— Task to complete —
Check every line below for the word "działalności" and copy the ones that have it.

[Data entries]
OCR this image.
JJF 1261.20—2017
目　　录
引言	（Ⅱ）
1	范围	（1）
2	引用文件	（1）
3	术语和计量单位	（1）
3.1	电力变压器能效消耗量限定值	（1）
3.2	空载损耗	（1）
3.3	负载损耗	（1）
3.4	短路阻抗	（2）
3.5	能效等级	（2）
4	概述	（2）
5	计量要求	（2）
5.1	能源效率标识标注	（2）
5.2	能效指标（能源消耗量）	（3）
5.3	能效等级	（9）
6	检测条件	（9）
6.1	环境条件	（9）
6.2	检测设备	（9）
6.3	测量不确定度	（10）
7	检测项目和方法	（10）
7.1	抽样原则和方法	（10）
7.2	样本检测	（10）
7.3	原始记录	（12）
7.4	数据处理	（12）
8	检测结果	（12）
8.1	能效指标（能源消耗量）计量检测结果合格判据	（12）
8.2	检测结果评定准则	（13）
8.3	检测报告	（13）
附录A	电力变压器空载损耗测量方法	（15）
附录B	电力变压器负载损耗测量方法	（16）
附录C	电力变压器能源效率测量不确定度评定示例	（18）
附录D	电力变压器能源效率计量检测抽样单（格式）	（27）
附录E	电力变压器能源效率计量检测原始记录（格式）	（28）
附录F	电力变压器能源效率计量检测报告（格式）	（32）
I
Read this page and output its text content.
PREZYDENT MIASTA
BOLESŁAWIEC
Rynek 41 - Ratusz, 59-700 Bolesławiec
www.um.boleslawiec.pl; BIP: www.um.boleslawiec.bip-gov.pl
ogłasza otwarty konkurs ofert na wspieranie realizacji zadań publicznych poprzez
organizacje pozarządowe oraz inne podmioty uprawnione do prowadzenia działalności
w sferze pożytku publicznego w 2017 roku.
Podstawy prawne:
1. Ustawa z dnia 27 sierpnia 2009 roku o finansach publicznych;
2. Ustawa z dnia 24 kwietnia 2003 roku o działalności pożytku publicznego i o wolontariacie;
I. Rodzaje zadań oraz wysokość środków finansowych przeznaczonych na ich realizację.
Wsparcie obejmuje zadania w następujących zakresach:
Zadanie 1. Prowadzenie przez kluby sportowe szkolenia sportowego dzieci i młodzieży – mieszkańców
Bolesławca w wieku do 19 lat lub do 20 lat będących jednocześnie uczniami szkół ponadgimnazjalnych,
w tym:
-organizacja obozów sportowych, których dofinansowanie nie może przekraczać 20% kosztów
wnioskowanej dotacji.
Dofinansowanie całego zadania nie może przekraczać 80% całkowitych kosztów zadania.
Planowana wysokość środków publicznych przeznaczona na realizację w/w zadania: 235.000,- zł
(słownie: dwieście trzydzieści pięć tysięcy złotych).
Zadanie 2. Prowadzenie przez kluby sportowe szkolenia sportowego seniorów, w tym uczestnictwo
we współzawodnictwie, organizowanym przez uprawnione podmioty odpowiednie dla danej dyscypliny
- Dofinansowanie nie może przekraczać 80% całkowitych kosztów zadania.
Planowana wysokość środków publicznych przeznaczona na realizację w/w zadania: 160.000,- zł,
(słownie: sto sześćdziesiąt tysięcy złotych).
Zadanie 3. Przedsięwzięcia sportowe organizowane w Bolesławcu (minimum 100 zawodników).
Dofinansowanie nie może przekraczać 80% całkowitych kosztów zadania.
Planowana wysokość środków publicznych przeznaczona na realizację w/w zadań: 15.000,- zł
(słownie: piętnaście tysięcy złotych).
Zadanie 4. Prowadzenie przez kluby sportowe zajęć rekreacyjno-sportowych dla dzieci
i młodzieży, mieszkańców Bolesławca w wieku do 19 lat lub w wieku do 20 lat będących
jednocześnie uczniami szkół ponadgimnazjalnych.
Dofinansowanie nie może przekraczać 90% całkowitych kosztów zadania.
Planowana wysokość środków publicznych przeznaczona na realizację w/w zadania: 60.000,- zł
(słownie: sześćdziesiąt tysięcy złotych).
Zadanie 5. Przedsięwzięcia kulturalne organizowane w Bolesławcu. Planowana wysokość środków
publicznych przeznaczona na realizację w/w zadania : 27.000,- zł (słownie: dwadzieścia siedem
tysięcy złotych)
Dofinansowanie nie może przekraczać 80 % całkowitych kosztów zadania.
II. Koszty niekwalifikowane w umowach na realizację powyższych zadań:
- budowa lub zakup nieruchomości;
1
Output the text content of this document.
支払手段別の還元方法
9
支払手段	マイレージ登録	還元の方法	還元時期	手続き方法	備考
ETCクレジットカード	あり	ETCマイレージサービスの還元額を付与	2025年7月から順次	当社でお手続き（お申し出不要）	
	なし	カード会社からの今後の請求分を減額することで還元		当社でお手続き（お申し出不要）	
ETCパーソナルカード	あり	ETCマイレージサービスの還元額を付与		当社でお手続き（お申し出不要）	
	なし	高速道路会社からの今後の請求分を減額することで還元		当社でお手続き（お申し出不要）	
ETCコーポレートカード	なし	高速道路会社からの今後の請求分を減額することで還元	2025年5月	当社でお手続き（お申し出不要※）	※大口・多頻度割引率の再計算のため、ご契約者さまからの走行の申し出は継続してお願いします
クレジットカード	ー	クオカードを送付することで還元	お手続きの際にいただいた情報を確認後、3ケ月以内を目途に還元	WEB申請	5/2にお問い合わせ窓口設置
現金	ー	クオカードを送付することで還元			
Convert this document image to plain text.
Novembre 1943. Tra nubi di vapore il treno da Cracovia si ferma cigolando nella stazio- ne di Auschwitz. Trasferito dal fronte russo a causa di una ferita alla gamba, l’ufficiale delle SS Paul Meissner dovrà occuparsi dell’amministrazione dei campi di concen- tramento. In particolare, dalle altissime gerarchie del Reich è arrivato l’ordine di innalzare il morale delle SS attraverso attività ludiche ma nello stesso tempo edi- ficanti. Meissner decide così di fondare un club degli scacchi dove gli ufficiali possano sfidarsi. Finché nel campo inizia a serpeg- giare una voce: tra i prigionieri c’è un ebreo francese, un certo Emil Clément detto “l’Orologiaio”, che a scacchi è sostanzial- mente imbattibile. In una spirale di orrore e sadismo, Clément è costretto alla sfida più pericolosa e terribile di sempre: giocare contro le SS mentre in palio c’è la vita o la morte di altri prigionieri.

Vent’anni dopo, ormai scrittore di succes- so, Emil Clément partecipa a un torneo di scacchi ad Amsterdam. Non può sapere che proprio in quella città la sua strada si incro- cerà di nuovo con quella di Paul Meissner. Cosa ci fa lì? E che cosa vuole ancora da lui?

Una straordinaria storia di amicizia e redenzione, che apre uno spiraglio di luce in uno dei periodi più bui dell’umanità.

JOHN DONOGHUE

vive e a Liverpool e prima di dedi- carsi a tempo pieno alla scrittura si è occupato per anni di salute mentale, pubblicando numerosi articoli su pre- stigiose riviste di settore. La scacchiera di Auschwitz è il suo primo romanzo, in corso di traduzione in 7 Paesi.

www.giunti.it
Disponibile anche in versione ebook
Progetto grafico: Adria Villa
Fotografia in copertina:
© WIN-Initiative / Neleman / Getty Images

— Right answer —
organizacje pozarządowe oraz inne podmioty uprawnione do prowadzenia działalności
2. Ustawa z dnia 24 kwietnia 2003 roku o działalności pożytku publicznego i o wolontariacie;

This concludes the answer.